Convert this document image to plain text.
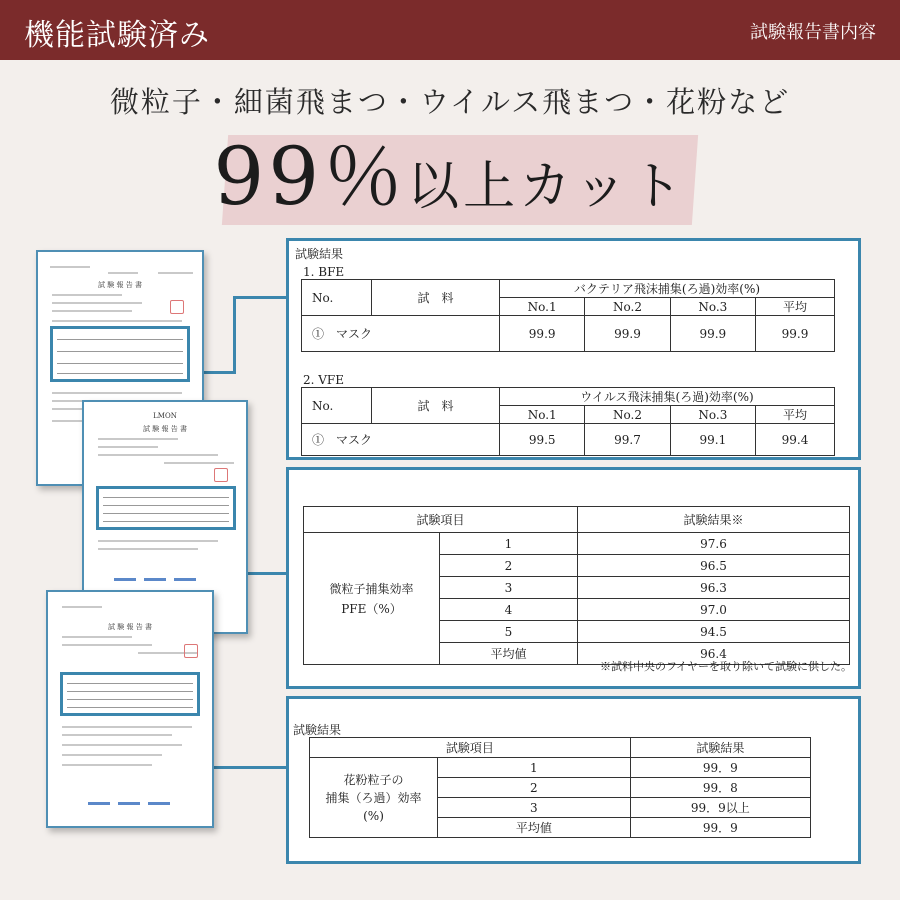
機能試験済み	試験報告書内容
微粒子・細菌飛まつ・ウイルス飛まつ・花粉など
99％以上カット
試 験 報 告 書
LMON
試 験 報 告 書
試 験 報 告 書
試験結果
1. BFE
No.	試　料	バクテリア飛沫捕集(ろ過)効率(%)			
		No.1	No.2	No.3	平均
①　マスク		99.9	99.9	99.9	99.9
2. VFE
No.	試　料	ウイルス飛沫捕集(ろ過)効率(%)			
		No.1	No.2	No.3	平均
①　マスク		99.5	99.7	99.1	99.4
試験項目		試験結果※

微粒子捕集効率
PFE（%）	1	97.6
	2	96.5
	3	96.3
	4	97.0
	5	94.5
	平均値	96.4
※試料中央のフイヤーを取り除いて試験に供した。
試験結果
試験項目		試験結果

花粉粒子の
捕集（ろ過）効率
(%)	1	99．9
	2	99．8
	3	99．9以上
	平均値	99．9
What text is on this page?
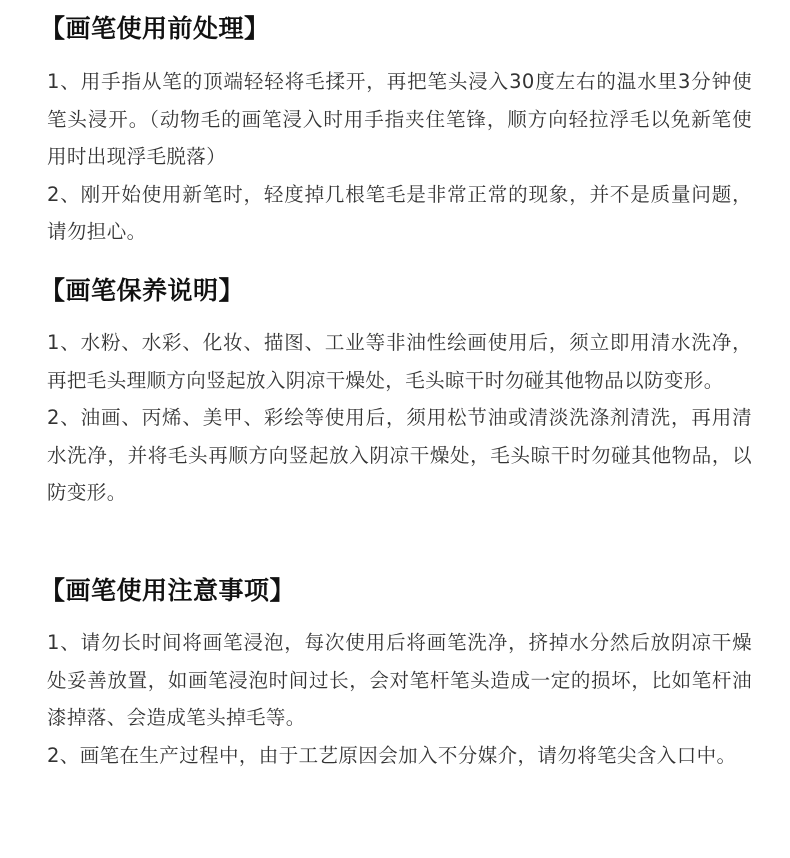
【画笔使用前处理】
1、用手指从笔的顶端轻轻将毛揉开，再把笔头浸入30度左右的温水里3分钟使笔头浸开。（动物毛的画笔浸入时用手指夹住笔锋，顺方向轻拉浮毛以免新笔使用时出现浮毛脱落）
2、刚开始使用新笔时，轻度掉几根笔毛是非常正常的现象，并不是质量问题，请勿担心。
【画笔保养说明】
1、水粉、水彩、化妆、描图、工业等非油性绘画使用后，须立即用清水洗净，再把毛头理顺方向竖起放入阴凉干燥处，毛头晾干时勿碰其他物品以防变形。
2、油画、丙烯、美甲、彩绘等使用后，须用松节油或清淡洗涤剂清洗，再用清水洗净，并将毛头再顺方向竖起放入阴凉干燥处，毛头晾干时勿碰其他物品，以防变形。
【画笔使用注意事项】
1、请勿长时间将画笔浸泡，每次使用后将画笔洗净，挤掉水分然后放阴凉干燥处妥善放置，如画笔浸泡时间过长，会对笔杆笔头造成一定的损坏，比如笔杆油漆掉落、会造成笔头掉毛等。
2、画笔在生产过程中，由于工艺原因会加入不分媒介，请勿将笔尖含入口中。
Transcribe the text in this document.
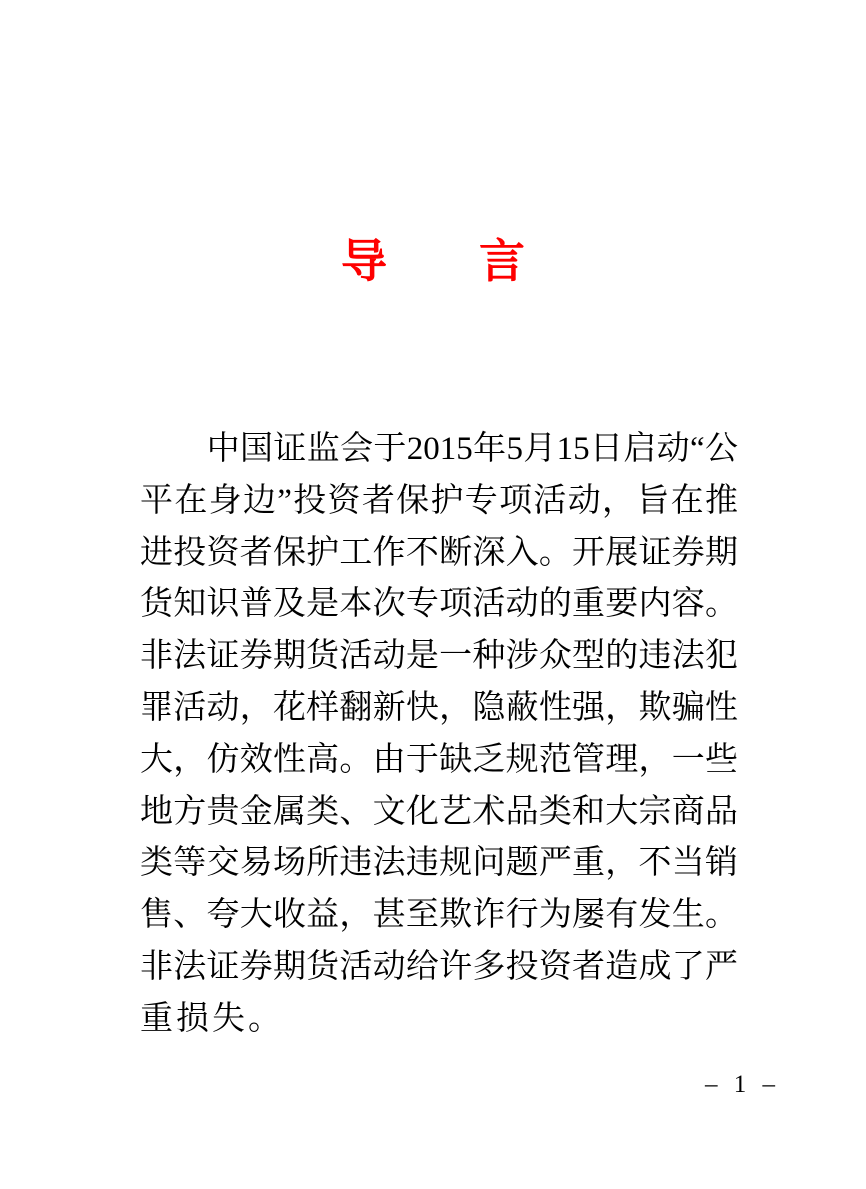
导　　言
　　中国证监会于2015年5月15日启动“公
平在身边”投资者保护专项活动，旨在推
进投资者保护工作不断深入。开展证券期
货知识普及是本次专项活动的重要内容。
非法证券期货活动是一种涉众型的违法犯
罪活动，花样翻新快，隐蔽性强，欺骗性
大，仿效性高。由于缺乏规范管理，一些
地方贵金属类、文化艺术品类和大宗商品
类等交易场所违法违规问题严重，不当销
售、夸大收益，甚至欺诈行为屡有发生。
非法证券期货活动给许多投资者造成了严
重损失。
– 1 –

========

Given task:
Pictures stay out; reproduce every line of the records exactly.

Right answer:
Convert this document image to plain text.
機能試験済み	試験報告書内容
微粒子・細菌飛まつ・ウイルス飛まつ・花粉など
99％以上カット
試 験 報 告 書
LMON
試 験 報 告 書
試 験 報 告 書
試験結果
1. BFE
No.	試　料	バクテリア飛沫捕集(ろ過)効率(%)			
		No.1	No.2	No.3	平均
①　マスク		99.9	99.9	99.9	99.9
2. VFE
No.	試　料	ウイルス飛沫捕集(ろ過)効率(%)			
		No.1	No.2	No.3	平均
①　マスク		99.5	99.7	99.1	99.4
試験項目		試験結果※

微粒子捕集効率
PFE（%）	1	97.6
	2	96.5
	3	96.3
	4	97.0
	5	94.5
	平均値	96.4
※試料中央のフイヤーを取り除いて試験に供した。
試験結果
試験項目		試験結果

花粉粒子の
捕集（ろ過）効率
(%)	1	99．9
	2	99．8
	3	99．9以上
	平均値	99．9
What text is on this page?
【画笔使用前处理】
1、用手指从笔的顶端轻轻将毛揉开，再把笔头浸入30度左右的温水里3分钟使笔头浸开。（动物毛的画笔浸入时用手指夹住笔锋，顺方向轻拉浮毛以免新笔使用时出现浮毛脱落）
2、刚开始使用新笔时，轻度掉几根笔毛是非常正常的现象，并不是质量问题，请勿担心。
【画笔保养说明】
1、水粉、水彩、化妆、描图、工业等非油性绘画使用后，须立即用清水洗净，再把毛头理顺方向竖起放入阴凉干燥处，毛头晾干时勿碰其他物品以防变形。
2、油画、丙烯、美甲、彩绘等使用后，须用松节油或清淡洗涤剂清洗，再用清水洗净，并将毛头再顺方向竖起放入阴凉干燥处，毛头晾干时勿碰其他物品，以防变形。
【画笔使用注意事项】
1、请勿长时间将画笔浸泡，每次使用后将画笔洗净，挤掉水分然后放阴凉干燥处妥善放置，如画笔浸泡时间过长，会对笔杆笔头造成一定的损坏，比如笔杆油漆掉落、会造成笔头掉毛等。
2、画笔在生产过程中，由于工艺原因会加入不分媒介，请勿将笔尖含入口中。
Transcribe the text in this document.
导　　言
　　中国证监会于2015年5月15日启动“公
平在身边”投资者保护专项活动，旨在推
进投资者保护工作不断深入。开展证券期
货知识普及是本次专项活动的重要内容。
非法证券期货活动是一种涉众型的违法犯
罪活动，花样翻新快，隐蔽性强，欺骗性
大，仿效性高。由于缺乏规范管理，一些
地方贵金属类、文化艺术品类和大宗商品
类等交易场所违法违规问题严重，不当销
售、夸大收益，甚至欺诈行为屡有发生。
非法证券期货活动给许多投资者造成了严
重损失。
– 1 –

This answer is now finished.